From the listing below, pick out each line with the word "Основи".

***** Exercise data *****

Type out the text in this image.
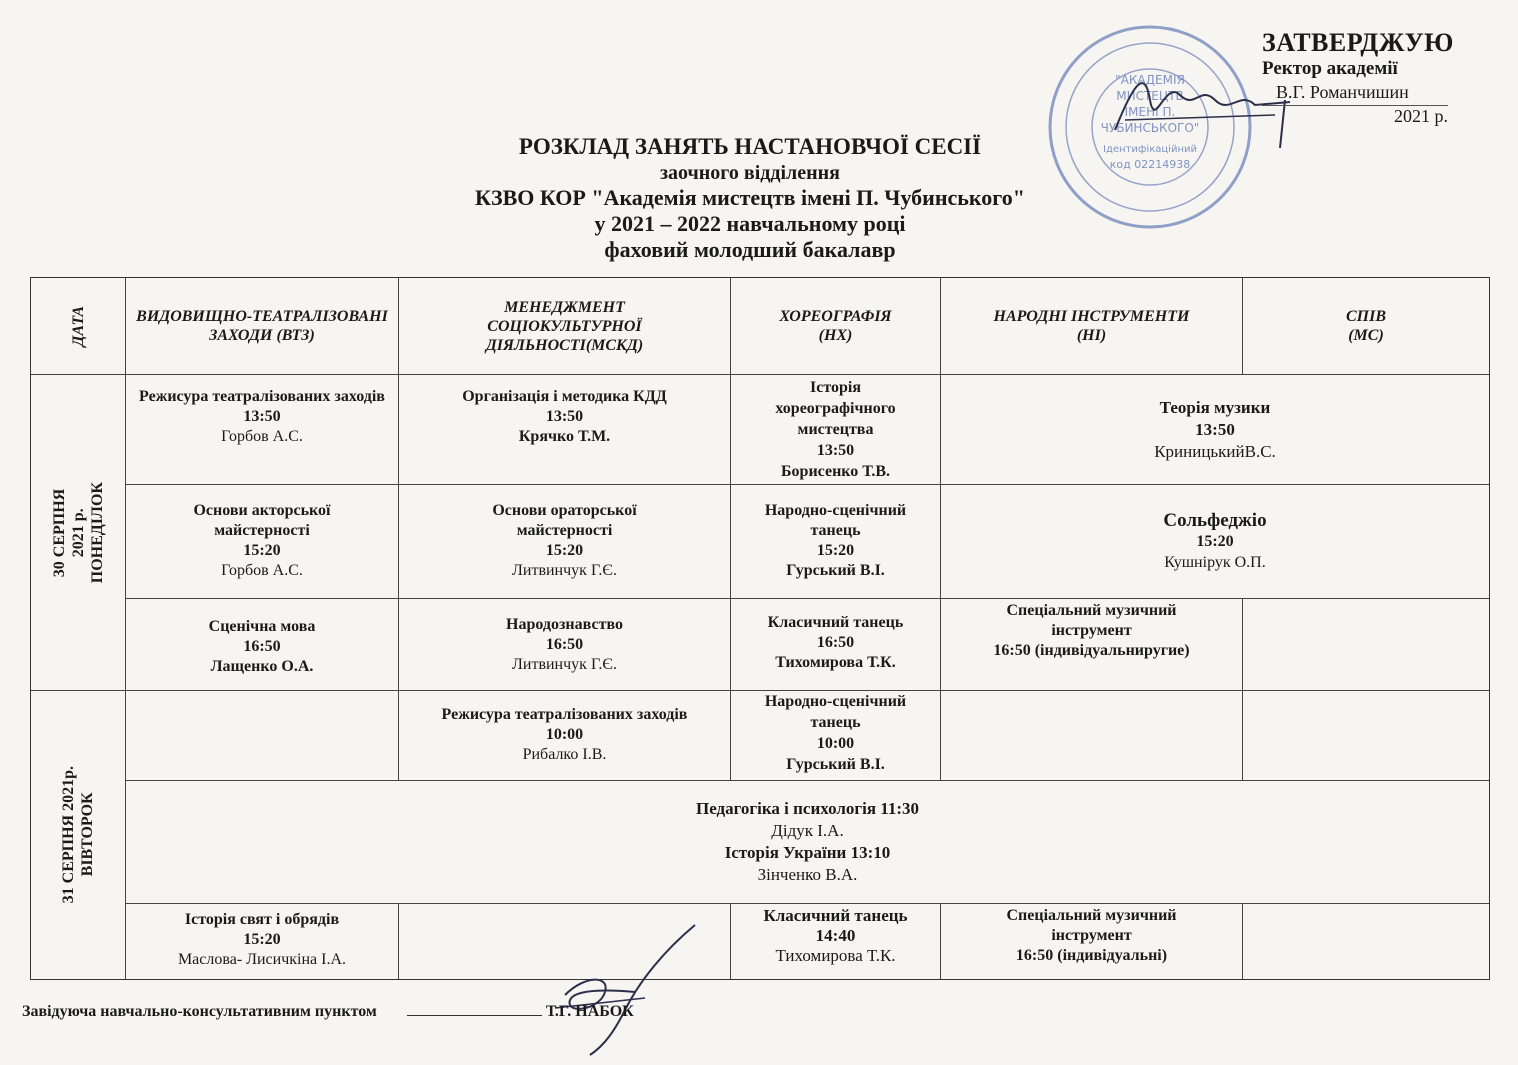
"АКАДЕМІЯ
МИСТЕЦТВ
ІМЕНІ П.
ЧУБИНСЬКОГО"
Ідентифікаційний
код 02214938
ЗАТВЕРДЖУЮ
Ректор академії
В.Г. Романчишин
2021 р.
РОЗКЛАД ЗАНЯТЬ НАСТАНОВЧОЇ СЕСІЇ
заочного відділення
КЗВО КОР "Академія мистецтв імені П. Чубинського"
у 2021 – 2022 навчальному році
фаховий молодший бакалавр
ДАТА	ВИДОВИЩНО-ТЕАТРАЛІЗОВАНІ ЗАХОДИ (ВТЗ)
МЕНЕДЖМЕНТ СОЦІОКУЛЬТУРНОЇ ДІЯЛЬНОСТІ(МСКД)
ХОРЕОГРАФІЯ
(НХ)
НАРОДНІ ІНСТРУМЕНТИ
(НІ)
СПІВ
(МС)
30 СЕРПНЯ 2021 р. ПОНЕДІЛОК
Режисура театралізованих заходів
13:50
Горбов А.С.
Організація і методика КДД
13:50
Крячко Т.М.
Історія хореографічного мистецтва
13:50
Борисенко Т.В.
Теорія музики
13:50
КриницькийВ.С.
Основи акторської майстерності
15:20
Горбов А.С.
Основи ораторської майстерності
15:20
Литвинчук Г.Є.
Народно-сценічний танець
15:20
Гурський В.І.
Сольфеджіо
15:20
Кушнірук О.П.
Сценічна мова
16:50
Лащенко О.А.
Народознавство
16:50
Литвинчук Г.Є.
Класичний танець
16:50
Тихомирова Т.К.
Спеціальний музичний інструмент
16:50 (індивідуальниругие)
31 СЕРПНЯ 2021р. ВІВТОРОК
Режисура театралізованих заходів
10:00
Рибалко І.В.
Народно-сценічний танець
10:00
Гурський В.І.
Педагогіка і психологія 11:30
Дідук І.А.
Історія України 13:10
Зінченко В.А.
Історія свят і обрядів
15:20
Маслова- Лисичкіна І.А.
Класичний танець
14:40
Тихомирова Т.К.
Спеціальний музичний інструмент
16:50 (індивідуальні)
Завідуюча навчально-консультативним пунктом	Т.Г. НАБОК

*****
***** Exercise data *****

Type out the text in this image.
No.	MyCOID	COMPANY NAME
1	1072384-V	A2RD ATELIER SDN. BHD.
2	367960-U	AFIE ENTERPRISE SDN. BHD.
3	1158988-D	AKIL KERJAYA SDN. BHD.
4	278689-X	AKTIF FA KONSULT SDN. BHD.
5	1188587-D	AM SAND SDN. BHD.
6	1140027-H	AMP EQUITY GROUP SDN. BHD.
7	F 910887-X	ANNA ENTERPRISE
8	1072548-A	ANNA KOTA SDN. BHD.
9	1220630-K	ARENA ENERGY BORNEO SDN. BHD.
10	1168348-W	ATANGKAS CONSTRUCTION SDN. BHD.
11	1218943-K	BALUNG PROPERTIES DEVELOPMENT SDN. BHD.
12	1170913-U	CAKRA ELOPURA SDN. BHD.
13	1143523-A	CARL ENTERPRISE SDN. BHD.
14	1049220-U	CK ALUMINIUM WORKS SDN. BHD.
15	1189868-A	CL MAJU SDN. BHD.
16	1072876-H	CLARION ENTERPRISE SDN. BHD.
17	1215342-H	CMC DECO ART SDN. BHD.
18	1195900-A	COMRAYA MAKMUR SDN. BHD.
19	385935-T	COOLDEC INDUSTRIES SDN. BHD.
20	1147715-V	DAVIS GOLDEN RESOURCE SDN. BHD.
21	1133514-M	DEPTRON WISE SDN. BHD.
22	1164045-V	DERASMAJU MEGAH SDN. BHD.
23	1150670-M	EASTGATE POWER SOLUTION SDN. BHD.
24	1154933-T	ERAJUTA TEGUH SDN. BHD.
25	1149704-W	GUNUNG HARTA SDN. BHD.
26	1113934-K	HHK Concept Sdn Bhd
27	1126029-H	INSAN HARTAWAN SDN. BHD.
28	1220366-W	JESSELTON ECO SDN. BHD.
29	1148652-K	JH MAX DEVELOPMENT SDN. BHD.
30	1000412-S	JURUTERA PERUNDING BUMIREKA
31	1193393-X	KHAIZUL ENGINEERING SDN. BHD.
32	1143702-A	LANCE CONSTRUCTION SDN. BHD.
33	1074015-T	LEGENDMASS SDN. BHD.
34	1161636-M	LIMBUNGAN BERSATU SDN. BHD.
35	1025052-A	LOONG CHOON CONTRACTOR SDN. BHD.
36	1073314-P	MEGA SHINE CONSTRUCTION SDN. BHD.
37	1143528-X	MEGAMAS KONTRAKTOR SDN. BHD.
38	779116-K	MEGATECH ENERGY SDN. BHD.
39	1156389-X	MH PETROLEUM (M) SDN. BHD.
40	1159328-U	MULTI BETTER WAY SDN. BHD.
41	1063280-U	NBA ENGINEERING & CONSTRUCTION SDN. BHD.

*****

Completed exercise:
Основи акторської майстерності
Основи ораторської майстерності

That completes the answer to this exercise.